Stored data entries
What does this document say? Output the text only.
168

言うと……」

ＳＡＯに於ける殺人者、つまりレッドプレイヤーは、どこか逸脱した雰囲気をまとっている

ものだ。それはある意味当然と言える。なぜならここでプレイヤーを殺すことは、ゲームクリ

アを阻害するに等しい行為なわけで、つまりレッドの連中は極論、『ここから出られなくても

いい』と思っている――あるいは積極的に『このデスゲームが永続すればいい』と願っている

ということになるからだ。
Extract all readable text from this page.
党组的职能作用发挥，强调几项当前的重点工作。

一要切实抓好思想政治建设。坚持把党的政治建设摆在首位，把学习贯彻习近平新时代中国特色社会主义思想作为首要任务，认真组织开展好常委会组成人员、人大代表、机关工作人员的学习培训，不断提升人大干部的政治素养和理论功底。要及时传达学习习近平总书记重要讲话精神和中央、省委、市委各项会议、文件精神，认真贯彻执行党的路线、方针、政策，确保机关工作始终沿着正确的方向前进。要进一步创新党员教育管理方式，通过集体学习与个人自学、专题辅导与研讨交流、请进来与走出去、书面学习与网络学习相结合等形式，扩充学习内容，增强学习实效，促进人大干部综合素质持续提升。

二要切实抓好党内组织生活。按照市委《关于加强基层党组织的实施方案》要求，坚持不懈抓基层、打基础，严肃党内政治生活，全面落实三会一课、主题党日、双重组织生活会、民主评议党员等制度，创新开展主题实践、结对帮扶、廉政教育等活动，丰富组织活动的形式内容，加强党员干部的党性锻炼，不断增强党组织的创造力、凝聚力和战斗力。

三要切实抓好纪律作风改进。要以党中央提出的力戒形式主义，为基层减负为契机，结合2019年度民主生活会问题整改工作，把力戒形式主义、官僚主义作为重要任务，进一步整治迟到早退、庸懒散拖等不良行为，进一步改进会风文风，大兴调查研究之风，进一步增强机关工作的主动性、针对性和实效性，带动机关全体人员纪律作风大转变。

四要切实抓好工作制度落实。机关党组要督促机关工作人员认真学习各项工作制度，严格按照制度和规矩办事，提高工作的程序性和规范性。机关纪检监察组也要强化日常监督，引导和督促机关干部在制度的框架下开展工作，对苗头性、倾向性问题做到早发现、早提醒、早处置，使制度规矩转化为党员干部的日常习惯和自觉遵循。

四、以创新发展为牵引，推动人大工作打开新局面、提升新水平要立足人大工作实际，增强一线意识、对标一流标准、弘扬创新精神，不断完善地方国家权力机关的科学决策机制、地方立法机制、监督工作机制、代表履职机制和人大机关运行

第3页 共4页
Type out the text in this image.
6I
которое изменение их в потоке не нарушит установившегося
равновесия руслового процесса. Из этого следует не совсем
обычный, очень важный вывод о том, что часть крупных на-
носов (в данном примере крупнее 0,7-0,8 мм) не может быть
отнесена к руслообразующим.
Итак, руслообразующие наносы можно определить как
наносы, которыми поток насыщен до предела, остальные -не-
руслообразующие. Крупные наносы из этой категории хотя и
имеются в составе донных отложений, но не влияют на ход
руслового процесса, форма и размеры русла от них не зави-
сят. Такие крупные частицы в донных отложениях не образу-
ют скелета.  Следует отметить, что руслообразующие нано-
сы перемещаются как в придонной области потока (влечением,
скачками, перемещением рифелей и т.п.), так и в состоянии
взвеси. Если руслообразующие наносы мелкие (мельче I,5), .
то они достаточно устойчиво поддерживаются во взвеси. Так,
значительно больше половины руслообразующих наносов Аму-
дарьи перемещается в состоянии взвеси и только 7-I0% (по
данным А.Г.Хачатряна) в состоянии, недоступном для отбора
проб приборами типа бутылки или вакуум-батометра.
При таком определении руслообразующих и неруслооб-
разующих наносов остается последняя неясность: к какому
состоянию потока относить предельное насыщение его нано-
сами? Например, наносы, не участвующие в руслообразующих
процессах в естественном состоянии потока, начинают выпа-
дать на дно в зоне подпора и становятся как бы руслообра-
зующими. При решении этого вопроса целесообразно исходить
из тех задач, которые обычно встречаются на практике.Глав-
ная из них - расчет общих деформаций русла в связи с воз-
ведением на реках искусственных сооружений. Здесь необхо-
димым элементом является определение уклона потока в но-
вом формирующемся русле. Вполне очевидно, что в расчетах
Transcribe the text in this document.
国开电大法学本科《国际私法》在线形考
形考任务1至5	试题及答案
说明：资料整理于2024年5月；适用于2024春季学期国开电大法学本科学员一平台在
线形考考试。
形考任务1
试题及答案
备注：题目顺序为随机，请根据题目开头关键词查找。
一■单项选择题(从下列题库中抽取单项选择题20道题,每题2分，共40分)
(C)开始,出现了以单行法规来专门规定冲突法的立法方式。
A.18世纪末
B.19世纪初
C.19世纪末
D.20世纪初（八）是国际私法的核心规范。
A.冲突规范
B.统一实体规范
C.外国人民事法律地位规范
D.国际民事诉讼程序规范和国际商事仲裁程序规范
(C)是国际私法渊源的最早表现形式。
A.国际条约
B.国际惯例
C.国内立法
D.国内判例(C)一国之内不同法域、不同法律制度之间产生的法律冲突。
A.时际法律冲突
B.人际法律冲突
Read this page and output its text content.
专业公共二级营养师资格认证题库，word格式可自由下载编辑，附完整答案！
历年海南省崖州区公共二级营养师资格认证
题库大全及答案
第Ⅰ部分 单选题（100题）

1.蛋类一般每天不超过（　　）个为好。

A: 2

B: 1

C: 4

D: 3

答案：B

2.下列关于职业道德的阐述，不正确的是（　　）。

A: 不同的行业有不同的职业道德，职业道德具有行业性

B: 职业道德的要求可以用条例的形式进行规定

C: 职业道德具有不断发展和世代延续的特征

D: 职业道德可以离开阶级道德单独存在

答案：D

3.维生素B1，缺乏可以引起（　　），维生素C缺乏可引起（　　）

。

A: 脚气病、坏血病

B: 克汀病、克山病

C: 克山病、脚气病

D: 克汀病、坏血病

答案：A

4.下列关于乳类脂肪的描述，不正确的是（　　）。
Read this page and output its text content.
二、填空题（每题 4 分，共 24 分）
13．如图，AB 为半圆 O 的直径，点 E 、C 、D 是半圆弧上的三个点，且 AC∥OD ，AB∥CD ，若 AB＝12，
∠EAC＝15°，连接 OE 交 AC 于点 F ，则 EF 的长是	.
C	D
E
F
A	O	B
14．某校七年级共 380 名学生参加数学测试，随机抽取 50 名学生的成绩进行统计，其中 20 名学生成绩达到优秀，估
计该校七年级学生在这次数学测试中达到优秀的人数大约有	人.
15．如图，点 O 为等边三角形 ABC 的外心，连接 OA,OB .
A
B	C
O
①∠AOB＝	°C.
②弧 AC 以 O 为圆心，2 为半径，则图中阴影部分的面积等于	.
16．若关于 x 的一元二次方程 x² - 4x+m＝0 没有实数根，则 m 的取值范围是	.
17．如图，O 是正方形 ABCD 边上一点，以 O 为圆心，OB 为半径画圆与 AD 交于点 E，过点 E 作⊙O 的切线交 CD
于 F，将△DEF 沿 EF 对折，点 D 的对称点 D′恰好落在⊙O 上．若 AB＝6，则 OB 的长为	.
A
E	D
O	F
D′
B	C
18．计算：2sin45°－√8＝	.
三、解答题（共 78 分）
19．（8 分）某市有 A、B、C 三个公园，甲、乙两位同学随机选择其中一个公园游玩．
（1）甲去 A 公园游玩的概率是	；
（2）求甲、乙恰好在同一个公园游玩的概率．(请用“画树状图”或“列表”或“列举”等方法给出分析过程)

▶ _Given instruction_
From the entries above, copy each line holding "text".

▶ _Answer to this task_
What does this document say? Output the text only.
Extract all readable text from this page.
Type out the text in this image.
Transcribe the text in this document.
Read this page and output its text content.
Read this page and output its text content.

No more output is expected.